● **EXERCISE TASK**:
Every line below that contains "архитектор" is to be copied.

[Data records]
[start]

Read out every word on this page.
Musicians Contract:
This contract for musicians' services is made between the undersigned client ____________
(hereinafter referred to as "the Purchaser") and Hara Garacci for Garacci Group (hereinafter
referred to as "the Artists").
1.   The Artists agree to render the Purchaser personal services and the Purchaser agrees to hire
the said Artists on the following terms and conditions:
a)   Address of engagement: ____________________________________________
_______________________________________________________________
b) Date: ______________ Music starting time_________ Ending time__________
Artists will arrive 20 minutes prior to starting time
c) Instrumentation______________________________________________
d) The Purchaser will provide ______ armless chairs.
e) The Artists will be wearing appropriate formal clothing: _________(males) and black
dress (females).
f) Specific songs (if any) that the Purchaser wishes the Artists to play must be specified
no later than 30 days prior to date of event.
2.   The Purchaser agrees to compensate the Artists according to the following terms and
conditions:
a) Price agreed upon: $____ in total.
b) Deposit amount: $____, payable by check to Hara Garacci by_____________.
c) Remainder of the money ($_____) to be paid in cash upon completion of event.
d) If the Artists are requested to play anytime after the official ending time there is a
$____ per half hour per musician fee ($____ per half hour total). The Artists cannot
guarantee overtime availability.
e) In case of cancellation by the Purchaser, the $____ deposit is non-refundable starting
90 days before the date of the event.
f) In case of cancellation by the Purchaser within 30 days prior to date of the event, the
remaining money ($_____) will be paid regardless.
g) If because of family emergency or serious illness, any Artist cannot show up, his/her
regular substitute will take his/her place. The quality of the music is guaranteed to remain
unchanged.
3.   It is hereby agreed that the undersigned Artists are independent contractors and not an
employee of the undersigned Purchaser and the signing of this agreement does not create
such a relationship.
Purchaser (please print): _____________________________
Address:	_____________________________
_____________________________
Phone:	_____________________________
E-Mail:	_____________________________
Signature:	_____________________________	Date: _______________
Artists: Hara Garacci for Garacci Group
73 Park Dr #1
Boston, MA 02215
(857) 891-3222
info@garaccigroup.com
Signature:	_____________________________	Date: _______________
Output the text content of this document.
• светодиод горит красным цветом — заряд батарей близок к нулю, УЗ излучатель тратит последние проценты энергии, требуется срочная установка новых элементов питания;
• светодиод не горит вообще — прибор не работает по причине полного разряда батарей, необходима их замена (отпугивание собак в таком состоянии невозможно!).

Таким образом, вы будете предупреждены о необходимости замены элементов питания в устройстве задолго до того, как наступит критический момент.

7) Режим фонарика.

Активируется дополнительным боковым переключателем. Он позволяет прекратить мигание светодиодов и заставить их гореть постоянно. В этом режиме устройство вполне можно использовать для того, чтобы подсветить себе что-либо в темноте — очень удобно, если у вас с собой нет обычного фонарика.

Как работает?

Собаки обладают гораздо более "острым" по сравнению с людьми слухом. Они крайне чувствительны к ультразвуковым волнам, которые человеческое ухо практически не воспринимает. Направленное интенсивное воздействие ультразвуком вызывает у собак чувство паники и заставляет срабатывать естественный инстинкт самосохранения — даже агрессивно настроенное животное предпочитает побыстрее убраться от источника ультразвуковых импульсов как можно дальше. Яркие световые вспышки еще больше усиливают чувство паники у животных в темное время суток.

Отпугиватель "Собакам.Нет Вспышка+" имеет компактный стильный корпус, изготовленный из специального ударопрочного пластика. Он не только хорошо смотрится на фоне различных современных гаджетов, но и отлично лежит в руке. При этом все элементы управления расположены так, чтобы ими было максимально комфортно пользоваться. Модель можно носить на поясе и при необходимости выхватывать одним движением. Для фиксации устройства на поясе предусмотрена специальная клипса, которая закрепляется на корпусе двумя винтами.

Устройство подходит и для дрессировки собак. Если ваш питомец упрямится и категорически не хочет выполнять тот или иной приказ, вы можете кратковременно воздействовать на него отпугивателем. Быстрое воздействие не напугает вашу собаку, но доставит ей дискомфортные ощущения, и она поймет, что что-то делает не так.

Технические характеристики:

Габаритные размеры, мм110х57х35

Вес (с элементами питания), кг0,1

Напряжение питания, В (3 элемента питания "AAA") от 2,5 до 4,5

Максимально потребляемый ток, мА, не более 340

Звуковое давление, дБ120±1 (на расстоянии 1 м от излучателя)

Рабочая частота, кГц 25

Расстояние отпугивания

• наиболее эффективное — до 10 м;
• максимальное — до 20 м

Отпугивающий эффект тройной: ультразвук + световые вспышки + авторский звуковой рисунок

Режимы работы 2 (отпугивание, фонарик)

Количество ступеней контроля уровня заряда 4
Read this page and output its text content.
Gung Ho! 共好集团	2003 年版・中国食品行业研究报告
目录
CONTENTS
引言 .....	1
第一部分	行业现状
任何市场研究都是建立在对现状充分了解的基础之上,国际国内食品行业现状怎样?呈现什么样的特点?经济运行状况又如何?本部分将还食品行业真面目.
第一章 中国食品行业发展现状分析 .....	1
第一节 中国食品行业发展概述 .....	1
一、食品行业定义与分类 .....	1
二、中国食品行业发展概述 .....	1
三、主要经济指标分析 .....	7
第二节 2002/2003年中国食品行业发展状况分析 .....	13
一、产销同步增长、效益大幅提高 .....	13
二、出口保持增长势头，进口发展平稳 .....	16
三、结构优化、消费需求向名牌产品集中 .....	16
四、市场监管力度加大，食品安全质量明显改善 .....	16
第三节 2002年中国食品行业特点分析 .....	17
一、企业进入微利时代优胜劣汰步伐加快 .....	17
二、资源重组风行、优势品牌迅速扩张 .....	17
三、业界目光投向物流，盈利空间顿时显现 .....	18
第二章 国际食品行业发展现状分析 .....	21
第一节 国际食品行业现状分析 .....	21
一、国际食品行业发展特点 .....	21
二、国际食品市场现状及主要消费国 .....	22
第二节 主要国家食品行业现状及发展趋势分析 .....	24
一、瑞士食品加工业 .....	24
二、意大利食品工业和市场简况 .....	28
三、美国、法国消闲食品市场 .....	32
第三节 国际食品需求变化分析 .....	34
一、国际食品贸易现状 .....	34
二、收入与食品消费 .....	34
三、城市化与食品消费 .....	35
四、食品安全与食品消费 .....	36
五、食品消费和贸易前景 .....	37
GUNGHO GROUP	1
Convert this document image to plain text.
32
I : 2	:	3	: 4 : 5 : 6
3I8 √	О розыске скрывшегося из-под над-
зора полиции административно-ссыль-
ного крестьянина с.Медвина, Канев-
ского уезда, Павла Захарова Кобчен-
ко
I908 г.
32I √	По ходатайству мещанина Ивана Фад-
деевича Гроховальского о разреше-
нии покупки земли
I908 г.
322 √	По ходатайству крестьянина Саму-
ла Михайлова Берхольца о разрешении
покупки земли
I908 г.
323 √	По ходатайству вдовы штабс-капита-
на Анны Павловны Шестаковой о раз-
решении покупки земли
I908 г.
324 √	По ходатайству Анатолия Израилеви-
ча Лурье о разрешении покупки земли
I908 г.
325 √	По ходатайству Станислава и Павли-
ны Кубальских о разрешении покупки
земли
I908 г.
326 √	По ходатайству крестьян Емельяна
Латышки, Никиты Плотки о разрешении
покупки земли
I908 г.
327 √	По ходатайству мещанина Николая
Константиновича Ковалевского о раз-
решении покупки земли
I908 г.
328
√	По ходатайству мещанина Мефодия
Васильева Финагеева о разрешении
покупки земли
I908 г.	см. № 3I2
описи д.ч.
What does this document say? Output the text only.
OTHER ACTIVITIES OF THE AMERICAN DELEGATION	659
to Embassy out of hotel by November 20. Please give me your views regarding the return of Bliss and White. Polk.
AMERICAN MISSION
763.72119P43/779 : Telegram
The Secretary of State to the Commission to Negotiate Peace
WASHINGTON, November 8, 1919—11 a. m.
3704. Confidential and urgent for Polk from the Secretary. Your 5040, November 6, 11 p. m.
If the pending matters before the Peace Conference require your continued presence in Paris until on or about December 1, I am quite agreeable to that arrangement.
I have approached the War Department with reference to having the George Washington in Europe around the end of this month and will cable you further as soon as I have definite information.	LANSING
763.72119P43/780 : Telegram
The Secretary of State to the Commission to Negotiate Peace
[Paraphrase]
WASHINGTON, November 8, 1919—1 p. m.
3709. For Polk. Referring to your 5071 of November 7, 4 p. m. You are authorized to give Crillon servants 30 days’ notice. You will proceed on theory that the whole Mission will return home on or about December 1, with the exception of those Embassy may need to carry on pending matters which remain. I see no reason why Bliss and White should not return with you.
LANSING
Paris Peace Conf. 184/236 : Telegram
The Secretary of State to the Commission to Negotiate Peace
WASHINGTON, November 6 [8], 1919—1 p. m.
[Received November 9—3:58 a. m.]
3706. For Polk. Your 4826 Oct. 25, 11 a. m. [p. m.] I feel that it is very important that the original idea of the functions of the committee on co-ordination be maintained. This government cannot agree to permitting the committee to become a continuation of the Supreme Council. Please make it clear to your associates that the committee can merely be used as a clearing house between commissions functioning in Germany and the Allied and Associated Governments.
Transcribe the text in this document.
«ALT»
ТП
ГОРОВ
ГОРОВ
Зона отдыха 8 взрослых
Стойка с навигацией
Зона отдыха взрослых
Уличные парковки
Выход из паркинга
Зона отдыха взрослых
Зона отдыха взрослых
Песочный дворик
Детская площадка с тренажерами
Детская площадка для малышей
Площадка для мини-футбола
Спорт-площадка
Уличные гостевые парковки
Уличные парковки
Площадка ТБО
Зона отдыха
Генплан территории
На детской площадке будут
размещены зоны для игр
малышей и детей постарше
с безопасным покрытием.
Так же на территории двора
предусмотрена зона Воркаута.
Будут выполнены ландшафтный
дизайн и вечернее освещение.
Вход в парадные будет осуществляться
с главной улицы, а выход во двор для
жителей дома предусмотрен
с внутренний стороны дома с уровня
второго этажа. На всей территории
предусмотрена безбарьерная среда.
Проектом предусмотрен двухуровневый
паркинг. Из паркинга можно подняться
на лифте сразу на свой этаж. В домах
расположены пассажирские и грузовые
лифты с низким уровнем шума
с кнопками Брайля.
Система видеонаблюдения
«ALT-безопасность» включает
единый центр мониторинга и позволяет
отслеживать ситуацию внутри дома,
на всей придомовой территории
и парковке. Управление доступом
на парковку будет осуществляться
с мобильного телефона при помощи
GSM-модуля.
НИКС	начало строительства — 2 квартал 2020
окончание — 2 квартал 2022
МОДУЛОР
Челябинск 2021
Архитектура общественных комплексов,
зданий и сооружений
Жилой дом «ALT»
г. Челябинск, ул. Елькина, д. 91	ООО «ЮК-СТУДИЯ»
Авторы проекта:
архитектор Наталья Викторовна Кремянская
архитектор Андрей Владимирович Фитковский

[end]

● **FULL ANSWER**:
архитектор Наталья Викторовна Кремянская
архитектор Андрей Владимирович Фитковский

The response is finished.